§ Task instructions
Convert the part of the data that opens with the line containing "What elements are" and closes with the line containing "gif-image: [97, 575, 435, 808]" into a two-column CSV with columns input and output. Give one row for each text and its reply, with each value in a single quoted field and line breaks replaced by spaces.

§ Listed records
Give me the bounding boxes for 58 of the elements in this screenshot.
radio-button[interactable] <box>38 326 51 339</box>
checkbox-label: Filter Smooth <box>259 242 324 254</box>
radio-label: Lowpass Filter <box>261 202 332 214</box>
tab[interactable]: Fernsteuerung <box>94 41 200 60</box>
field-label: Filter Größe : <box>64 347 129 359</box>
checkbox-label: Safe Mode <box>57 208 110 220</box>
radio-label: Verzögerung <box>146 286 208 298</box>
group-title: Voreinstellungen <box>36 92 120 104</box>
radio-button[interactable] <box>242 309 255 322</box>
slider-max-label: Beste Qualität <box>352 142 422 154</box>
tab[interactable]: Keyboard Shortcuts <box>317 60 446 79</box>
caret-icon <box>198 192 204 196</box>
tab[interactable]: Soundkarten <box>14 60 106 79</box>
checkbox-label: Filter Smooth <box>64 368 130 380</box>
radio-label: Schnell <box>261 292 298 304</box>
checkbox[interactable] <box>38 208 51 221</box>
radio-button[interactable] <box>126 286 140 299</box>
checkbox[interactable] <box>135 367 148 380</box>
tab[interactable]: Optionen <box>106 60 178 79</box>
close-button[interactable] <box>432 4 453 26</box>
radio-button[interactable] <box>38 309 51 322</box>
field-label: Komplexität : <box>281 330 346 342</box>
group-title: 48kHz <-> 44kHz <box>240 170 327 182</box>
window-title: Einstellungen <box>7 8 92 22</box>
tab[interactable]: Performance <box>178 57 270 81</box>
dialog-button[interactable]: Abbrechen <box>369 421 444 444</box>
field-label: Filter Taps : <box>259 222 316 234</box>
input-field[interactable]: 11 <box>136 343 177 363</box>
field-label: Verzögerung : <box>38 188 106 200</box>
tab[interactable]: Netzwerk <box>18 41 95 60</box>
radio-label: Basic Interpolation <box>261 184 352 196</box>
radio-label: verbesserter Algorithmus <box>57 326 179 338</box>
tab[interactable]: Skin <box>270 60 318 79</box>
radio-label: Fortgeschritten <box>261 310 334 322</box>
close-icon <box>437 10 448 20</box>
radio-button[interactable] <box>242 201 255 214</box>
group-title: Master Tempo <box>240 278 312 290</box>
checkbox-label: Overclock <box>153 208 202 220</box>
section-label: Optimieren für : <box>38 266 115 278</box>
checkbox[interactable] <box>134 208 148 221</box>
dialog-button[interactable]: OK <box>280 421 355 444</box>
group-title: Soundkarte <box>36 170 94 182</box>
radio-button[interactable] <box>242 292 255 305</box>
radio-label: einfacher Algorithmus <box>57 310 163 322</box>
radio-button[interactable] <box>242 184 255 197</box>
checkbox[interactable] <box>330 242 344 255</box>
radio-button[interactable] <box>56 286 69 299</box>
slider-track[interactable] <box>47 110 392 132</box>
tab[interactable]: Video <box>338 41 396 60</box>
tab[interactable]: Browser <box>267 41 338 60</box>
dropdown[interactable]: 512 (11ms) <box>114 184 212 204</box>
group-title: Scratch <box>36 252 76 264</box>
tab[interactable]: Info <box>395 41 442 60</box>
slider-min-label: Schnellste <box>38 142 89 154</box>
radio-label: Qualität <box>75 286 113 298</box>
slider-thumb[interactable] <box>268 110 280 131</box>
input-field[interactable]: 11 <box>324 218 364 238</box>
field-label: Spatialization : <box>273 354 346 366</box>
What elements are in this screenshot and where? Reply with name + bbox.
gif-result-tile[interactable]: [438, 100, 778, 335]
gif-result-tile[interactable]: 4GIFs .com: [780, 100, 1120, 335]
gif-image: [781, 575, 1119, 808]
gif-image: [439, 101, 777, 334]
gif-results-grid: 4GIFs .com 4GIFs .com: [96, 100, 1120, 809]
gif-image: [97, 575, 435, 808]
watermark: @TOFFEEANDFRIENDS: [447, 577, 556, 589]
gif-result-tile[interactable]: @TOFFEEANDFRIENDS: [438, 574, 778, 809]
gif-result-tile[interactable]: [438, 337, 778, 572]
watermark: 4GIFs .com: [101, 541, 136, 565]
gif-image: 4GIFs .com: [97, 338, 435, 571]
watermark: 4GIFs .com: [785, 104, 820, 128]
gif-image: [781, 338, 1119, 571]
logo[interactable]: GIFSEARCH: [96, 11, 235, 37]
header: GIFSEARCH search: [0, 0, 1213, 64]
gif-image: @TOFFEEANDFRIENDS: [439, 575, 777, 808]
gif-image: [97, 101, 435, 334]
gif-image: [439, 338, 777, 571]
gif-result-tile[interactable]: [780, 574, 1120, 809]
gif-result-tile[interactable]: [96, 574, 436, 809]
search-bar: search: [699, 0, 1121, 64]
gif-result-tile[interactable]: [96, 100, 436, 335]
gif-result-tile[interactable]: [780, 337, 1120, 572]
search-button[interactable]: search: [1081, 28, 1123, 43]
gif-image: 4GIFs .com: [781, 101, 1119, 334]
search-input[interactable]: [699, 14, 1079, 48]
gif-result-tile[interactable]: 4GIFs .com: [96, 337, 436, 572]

==

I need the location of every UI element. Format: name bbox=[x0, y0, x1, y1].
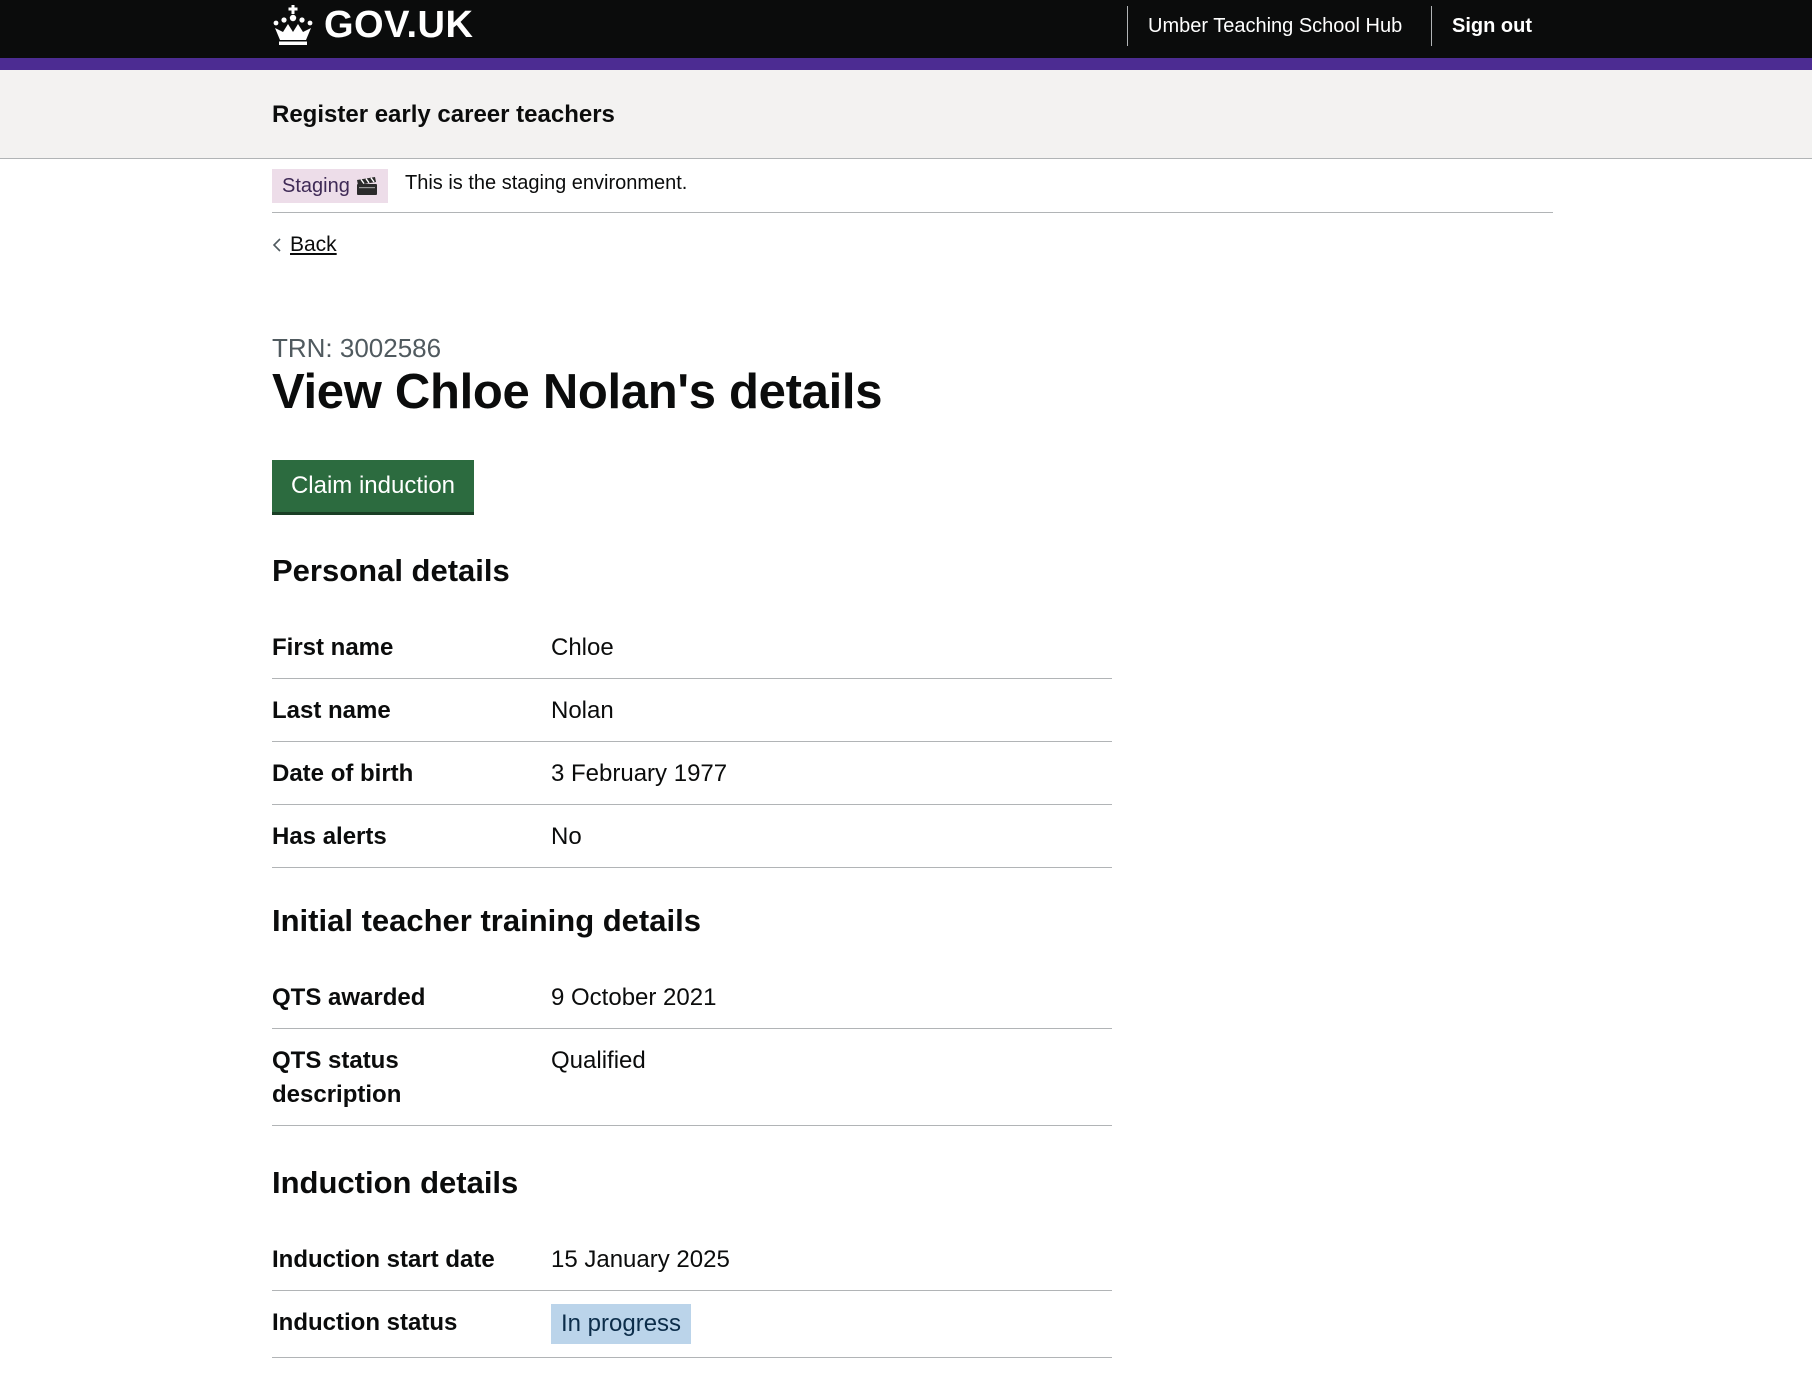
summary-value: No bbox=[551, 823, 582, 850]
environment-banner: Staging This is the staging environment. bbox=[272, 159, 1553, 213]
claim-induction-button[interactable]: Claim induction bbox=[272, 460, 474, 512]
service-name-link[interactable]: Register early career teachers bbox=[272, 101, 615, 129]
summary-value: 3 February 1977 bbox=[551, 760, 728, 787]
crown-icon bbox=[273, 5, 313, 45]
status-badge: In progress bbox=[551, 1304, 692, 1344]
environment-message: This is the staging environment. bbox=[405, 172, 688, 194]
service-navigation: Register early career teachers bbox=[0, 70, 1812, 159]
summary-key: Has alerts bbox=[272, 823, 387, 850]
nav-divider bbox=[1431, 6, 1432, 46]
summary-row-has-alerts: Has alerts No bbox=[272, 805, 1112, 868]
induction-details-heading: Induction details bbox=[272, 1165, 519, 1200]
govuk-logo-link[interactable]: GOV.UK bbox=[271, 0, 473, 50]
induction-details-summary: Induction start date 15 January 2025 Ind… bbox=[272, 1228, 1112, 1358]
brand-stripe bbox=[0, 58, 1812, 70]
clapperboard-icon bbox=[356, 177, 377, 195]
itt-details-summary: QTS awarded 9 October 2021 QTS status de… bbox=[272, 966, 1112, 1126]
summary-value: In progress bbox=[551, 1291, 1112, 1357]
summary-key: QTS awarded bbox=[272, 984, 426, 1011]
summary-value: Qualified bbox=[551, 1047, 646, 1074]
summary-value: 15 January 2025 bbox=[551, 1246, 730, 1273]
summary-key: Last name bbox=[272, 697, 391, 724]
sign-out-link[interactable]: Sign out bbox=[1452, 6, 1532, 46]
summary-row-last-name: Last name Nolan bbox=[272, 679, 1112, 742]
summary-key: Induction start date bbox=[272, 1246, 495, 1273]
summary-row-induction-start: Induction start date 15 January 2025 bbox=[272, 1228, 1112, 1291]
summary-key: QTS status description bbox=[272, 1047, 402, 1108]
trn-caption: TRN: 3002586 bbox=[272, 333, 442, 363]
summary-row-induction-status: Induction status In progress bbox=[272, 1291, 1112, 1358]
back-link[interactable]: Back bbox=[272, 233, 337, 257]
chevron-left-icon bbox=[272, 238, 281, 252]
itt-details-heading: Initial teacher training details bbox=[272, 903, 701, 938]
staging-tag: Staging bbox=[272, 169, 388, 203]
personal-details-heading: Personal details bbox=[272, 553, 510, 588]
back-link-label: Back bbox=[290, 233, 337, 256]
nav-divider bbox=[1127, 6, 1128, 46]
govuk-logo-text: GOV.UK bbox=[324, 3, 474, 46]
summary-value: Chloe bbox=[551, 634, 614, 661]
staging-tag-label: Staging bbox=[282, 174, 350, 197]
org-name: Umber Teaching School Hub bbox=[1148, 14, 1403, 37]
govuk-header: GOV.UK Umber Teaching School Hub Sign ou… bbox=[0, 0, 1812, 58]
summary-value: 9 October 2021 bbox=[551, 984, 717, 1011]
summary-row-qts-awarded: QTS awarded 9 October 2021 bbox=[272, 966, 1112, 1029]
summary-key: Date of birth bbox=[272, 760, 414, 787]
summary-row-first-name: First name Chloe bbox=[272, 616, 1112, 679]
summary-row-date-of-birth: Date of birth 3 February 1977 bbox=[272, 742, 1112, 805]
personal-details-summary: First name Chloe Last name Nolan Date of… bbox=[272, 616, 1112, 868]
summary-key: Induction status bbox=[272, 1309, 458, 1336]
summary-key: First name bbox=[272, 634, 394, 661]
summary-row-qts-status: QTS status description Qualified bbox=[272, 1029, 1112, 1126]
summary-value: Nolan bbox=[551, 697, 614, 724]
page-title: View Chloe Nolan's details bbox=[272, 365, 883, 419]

---

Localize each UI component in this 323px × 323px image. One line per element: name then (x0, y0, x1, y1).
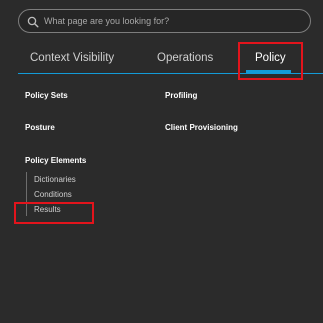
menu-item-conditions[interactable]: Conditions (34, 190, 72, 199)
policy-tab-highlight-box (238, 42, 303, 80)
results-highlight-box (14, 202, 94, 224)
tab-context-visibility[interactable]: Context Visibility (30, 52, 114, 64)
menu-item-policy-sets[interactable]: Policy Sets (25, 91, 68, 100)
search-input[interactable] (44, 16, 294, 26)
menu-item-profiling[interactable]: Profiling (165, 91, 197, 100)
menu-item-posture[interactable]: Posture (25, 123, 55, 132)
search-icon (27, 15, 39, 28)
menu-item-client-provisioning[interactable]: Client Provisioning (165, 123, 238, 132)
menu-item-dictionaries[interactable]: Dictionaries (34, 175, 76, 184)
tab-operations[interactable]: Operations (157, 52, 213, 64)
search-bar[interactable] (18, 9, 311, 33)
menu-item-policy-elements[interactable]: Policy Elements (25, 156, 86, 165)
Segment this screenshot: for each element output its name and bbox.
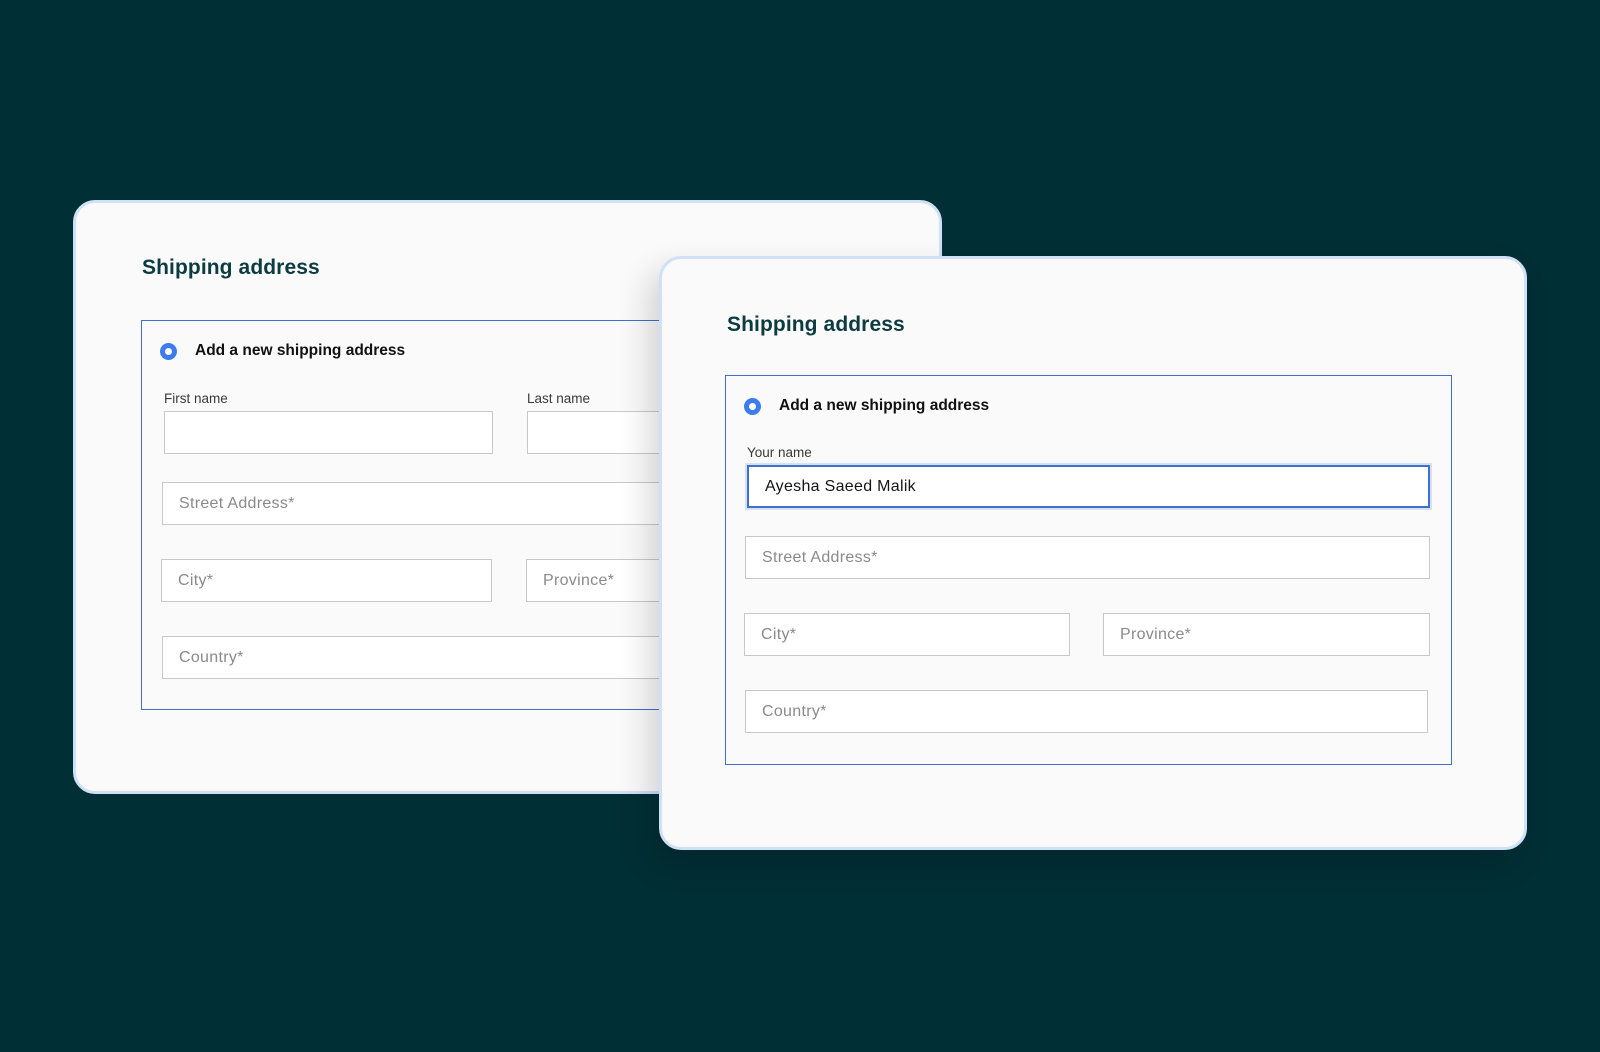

§ Written response
input,output
"What elements are in this screenshot and where? Reply with name + bbox.","gif-result-tile[interactable]: [438, 100, 778, 335] gif-result-tile[interactable]: 4GIFs .com: [780, 100, 1120, 335] gif-image: [781, 575, 1119, 808] gif-image: [439, 101, 777, 334] gif-results-grid: 4GIFs .com 4GIFs .com: [96, 100, 1120, 809] gif-image: [97, 575, 435, 808]"